> [Data entries for graphics]
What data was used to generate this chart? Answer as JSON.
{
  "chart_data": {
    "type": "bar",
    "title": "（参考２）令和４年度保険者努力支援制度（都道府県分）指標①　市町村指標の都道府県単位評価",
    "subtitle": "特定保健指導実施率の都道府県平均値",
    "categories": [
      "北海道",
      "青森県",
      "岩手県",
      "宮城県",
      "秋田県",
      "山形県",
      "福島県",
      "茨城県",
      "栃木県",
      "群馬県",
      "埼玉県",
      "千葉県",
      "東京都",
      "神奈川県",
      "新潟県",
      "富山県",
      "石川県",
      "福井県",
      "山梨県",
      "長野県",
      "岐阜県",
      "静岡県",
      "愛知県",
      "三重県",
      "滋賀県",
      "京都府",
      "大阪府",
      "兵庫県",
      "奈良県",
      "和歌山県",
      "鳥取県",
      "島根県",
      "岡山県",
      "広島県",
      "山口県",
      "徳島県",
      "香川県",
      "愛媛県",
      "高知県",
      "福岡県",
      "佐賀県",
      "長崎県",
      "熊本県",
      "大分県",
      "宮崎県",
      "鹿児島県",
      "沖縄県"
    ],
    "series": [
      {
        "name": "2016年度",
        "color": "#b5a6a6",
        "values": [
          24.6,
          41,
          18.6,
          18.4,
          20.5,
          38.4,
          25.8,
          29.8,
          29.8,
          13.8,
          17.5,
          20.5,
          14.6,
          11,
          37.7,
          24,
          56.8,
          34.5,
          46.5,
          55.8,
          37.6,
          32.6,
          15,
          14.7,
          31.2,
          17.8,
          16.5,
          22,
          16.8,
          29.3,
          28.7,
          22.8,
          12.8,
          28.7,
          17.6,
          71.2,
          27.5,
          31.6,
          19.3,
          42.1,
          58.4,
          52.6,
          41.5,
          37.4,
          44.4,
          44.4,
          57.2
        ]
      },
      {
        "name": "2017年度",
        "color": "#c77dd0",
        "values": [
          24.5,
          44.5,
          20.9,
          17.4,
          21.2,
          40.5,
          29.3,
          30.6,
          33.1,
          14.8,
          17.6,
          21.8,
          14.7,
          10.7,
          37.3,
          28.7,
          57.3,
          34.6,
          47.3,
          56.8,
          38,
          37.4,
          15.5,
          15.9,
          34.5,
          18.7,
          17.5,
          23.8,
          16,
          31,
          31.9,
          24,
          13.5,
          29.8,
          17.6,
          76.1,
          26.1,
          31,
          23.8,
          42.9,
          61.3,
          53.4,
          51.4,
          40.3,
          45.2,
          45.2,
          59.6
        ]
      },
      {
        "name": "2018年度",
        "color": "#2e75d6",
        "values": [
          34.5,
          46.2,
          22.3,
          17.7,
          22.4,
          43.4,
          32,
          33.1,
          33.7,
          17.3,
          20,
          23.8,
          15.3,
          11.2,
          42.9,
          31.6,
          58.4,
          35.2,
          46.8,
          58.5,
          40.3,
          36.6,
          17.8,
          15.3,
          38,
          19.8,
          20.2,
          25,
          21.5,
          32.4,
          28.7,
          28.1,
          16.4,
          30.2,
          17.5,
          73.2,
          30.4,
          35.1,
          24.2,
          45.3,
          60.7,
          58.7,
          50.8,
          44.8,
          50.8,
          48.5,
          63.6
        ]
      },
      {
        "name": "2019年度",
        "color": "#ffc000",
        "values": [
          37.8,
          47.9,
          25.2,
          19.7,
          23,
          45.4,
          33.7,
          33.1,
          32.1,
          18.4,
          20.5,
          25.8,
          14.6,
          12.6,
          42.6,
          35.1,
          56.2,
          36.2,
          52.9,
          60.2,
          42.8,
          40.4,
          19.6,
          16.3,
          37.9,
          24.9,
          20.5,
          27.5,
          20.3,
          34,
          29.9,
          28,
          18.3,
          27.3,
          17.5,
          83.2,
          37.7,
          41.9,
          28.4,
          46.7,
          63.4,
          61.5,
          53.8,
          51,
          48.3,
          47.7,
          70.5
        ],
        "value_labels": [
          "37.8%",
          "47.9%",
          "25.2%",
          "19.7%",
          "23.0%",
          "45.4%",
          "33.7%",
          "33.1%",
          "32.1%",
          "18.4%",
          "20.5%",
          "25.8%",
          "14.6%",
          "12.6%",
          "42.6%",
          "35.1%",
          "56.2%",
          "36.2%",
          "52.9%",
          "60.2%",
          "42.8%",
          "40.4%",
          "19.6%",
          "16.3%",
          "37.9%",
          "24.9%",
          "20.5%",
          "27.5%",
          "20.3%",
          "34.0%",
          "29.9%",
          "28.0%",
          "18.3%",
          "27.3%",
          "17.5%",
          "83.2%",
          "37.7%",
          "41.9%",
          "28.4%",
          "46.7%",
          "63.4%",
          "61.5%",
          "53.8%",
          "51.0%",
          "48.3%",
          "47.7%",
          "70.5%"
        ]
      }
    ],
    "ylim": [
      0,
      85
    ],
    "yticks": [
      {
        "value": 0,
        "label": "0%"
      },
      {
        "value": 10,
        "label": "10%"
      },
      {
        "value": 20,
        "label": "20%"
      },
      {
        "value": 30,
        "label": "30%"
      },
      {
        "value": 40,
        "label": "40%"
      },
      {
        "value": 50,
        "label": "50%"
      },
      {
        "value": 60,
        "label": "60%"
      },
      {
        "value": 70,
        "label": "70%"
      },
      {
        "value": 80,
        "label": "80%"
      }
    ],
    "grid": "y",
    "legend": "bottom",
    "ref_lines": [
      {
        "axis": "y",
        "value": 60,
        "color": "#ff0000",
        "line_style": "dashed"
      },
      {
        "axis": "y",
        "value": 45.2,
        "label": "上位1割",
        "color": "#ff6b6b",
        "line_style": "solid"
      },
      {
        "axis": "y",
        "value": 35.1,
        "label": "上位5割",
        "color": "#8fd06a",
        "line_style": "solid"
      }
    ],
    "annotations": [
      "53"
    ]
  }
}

> [The exercise]
Report how many lines of the data contain the word "color", using the number alone.

> [Answer to the exercise]
7